Data entries:
※ ※ ※

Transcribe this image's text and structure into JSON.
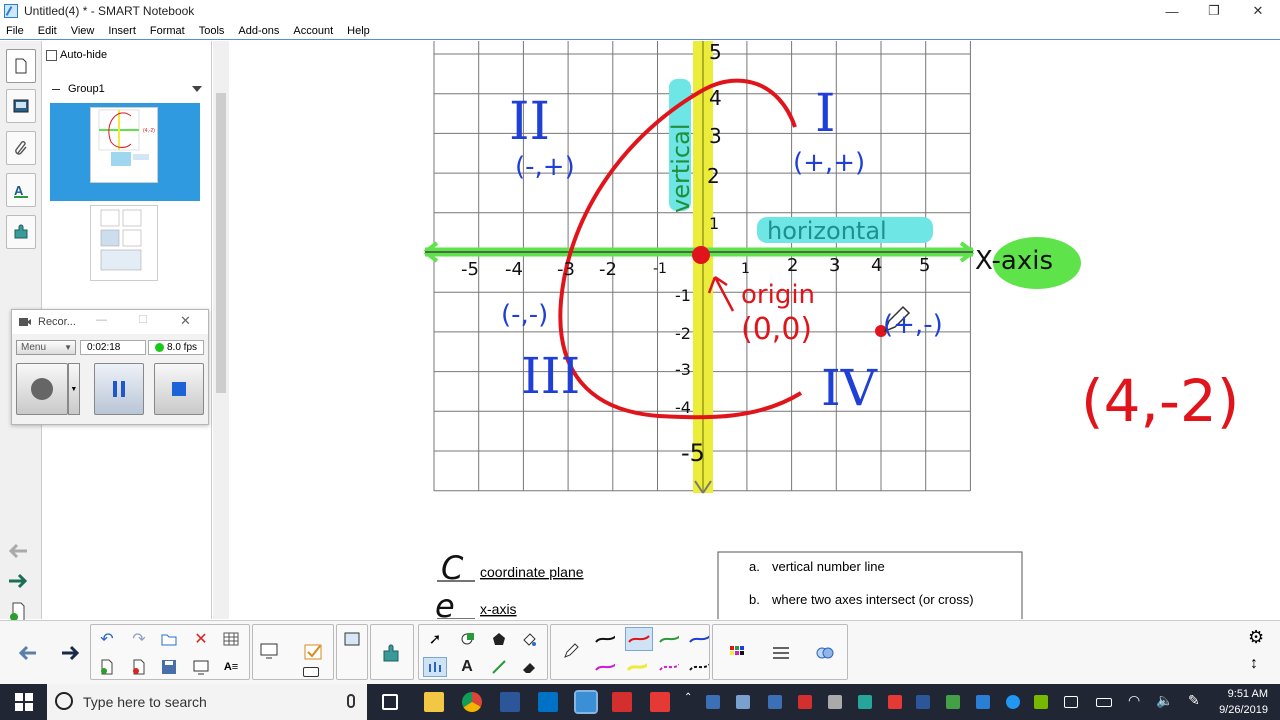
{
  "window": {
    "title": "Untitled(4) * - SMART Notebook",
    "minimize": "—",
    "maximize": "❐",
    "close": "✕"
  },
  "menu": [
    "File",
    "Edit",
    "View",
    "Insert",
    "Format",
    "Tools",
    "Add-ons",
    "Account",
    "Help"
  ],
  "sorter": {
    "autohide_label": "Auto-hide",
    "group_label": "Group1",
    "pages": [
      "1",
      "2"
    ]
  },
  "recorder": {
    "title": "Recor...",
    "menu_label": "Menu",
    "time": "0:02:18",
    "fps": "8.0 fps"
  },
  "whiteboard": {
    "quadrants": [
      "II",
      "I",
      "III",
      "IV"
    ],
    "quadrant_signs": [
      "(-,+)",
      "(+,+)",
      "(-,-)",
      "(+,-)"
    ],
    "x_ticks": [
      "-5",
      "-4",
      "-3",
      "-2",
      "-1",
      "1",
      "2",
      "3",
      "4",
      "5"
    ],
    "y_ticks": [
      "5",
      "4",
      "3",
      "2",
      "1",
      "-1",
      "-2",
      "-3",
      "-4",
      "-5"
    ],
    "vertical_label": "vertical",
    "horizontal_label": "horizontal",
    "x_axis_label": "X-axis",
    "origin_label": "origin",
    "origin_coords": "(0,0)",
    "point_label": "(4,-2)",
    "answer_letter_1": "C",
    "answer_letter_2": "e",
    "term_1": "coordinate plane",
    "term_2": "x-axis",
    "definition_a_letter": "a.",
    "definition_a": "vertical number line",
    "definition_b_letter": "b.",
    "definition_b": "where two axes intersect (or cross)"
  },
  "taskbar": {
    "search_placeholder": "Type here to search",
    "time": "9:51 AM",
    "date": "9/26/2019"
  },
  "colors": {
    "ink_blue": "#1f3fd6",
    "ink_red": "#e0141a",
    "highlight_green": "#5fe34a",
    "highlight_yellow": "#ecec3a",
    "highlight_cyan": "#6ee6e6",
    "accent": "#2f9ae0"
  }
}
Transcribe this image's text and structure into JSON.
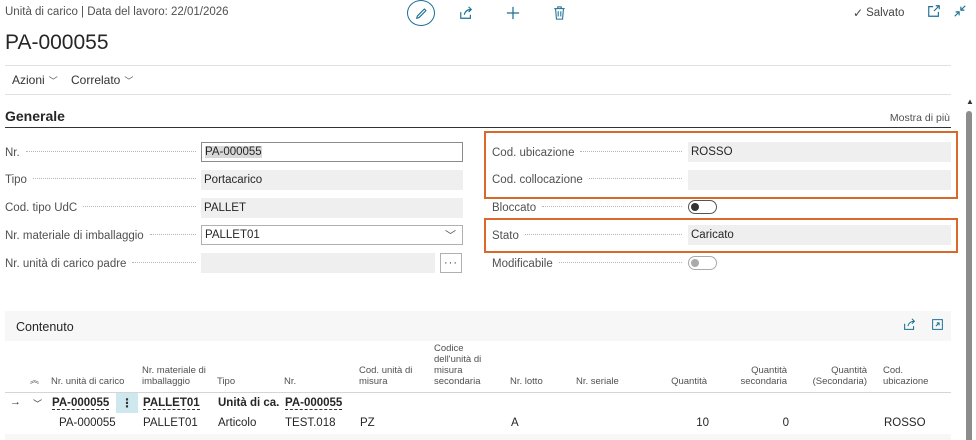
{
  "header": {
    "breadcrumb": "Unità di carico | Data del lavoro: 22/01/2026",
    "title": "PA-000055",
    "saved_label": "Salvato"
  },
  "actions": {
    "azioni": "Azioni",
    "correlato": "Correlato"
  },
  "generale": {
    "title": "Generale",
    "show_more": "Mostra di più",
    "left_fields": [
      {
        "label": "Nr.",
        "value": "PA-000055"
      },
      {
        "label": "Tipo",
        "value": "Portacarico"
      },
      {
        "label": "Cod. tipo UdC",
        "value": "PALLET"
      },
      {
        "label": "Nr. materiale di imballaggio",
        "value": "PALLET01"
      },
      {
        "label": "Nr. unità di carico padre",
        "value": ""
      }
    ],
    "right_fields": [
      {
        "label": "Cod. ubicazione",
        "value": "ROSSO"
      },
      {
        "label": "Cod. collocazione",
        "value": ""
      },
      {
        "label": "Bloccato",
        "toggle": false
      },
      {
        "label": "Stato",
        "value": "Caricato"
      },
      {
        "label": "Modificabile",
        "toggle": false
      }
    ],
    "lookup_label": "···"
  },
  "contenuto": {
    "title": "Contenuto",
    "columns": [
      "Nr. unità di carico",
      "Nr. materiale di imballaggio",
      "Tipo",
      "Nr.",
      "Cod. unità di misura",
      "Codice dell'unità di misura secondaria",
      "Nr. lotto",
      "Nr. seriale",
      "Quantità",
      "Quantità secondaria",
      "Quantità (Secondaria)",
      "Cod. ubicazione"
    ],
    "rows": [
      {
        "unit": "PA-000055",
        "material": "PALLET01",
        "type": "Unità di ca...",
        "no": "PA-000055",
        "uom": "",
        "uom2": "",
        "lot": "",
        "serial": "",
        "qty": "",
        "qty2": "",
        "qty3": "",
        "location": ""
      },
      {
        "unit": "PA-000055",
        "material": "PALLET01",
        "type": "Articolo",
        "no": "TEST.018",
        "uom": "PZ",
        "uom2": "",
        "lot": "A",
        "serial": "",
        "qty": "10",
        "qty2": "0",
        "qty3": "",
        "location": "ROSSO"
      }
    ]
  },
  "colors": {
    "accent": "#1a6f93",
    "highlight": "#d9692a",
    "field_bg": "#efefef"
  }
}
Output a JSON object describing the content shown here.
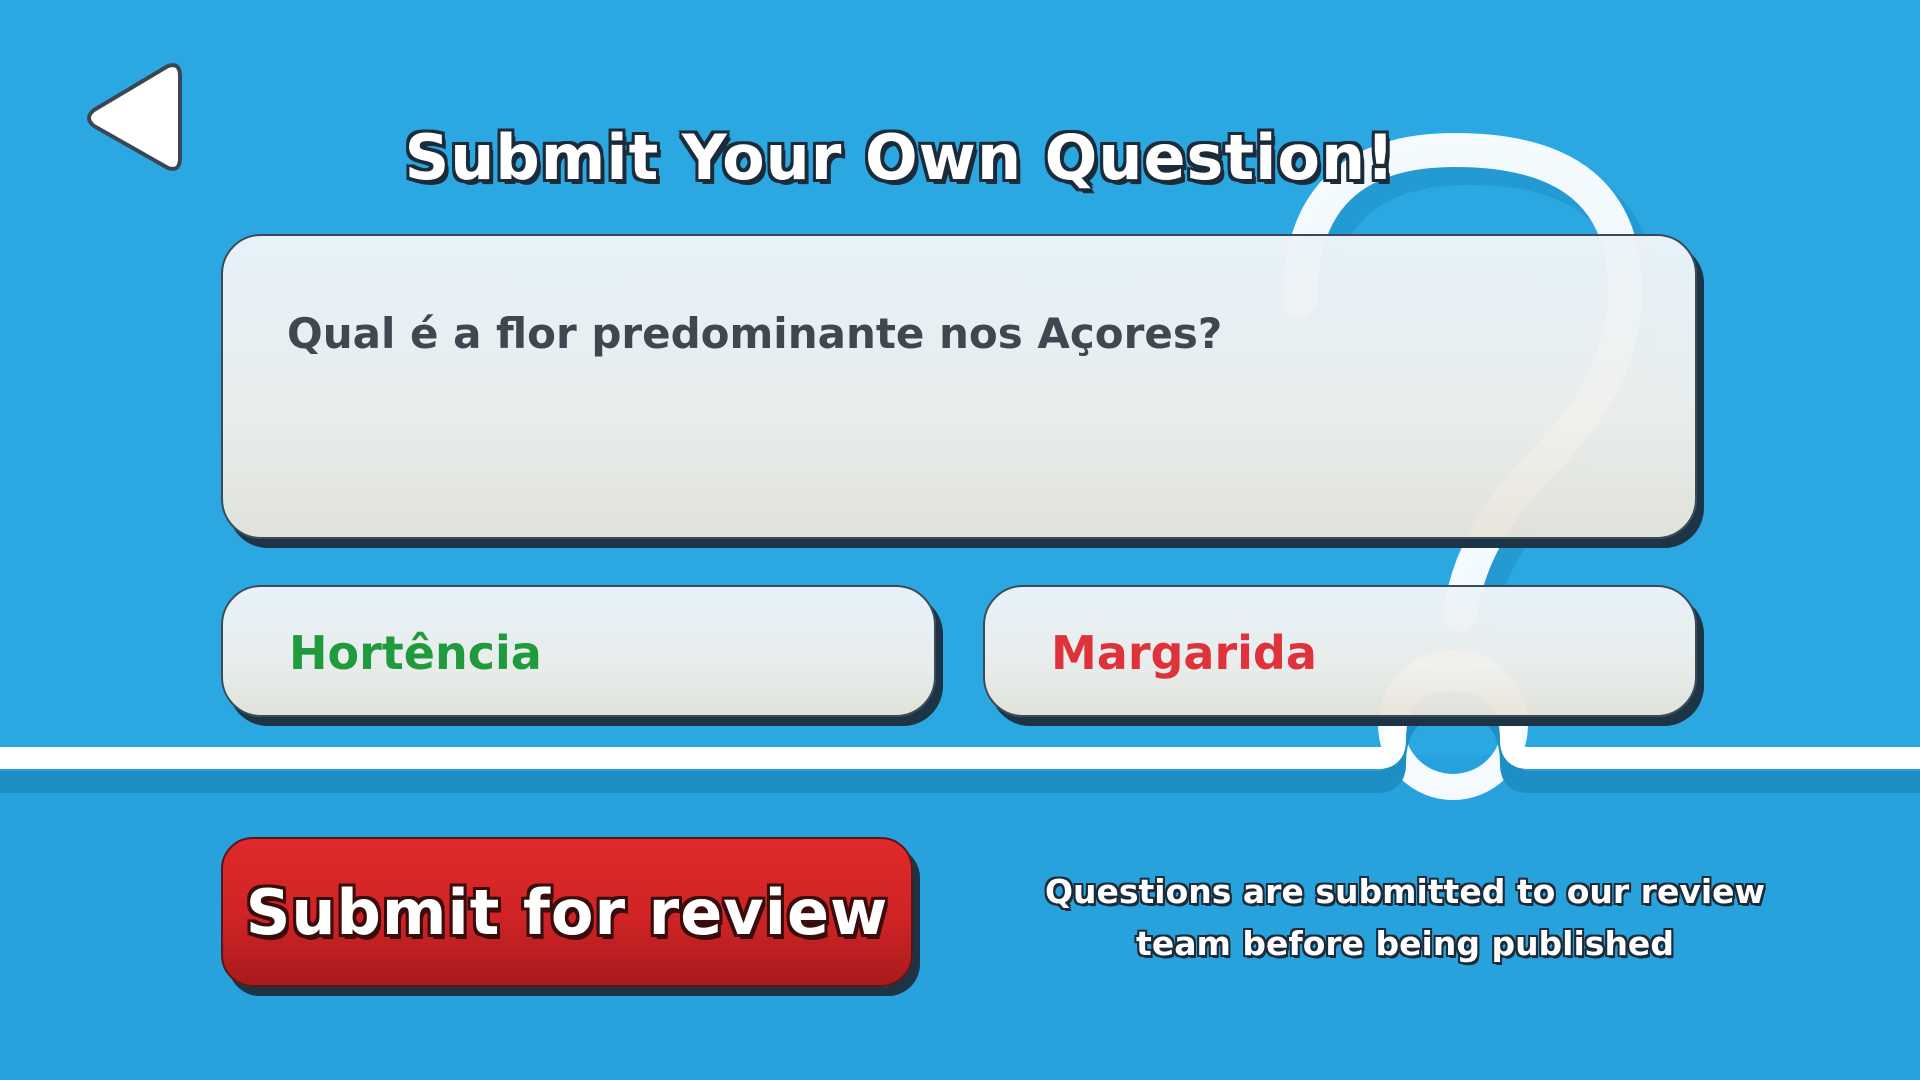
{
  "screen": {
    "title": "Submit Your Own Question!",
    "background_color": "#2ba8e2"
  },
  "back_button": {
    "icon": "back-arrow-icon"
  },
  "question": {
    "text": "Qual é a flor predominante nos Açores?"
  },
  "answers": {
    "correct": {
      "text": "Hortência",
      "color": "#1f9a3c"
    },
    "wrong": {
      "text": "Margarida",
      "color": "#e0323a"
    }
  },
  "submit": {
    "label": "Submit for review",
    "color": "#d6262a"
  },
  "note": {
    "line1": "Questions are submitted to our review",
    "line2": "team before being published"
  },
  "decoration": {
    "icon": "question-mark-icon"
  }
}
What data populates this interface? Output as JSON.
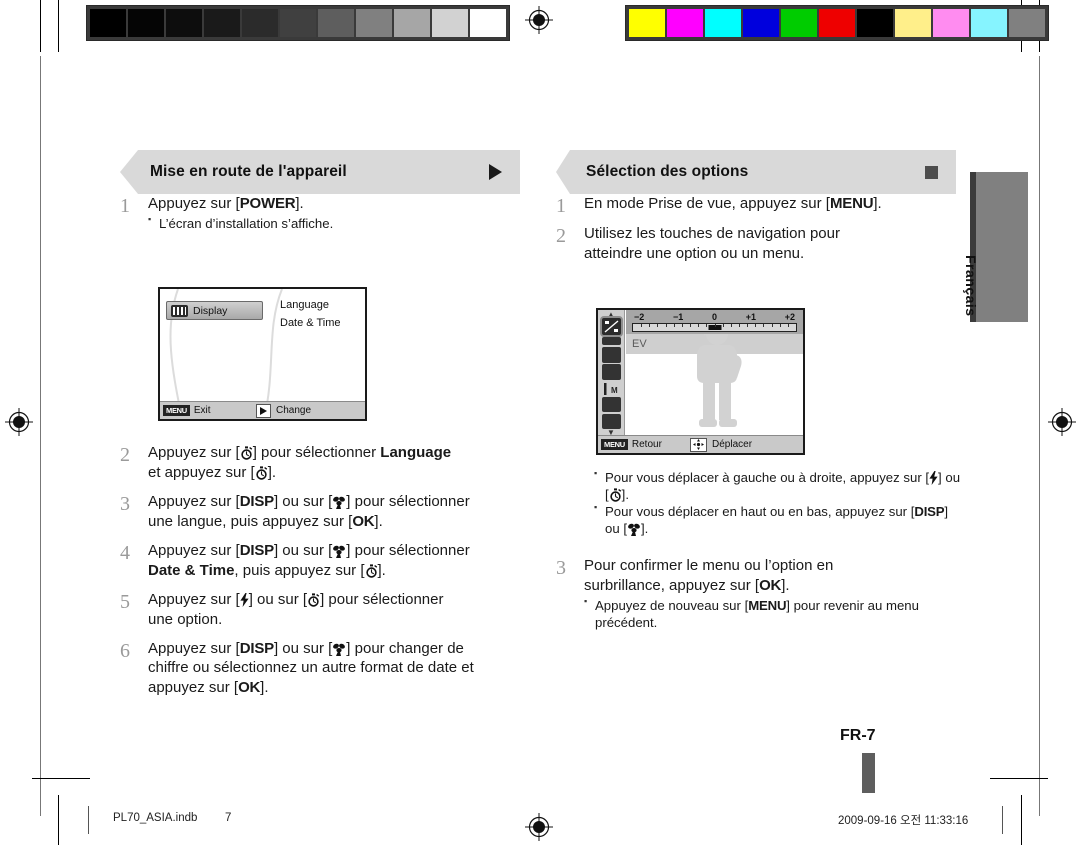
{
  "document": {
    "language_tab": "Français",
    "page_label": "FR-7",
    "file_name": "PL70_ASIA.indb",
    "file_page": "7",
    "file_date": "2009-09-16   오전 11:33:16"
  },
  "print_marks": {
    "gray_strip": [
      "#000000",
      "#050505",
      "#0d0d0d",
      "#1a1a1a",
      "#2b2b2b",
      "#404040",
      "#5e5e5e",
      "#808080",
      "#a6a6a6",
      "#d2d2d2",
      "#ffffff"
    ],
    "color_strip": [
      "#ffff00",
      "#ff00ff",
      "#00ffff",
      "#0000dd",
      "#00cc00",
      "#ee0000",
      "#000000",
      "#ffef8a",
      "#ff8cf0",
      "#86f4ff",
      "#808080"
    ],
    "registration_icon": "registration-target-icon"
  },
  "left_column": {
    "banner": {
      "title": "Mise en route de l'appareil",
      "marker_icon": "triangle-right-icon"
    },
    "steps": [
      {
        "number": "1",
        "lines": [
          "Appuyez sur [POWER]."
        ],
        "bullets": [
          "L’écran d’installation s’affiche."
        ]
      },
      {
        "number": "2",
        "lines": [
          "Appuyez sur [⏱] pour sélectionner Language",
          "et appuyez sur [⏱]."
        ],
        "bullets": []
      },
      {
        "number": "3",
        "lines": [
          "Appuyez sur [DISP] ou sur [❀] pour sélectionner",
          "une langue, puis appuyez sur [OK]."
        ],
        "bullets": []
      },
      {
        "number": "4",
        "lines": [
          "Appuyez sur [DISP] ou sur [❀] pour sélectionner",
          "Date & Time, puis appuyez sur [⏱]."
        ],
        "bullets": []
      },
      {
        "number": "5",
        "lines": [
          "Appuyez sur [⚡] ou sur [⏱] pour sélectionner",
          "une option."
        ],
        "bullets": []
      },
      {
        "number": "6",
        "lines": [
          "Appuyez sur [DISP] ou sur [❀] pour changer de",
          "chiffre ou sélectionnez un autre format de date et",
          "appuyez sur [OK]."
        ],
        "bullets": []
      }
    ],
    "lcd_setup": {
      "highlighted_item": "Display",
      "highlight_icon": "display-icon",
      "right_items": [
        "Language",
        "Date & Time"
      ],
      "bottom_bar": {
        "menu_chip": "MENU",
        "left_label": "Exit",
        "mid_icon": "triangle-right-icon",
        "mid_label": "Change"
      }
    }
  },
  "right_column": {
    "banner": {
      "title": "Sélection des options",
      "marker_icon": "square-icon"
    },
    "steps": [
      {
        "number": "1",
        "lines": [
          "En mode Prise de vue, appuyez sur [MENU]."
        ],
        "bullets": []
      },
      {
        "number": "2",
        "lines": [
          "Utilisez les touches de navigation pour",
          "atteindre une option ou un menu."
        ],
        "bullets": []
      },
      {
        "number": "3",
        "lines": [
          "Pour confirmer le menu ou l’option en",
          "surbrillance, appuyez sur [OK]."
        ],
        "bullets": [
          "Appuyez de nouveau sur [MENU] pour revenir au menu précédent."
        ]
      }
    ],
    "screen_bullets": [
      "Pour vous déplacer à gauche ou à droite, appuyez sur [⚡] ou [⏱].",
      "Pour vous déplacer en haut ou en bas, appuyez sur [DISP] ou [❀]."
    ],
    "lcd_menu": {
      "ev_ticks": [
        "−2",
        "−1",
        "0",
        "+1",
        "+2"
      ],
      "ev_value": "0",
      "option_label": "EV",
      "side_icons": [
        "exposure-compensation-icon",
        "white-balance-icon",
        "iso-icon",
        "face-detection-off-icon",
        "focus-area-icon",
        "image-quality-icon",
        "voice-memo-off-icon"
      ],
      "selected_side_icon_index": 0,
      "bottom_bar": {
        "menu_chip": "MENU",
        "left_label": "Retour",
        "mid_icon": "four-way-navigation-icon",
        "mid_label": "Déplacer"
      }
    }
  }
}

※ ※ ※

= Problem details =
Locate the word "materiale" in the records above, and return each line that has it.

= Task result =
        "label": "Nr. materiale di imballaggio",
      "Nr. materiale di imballaggio",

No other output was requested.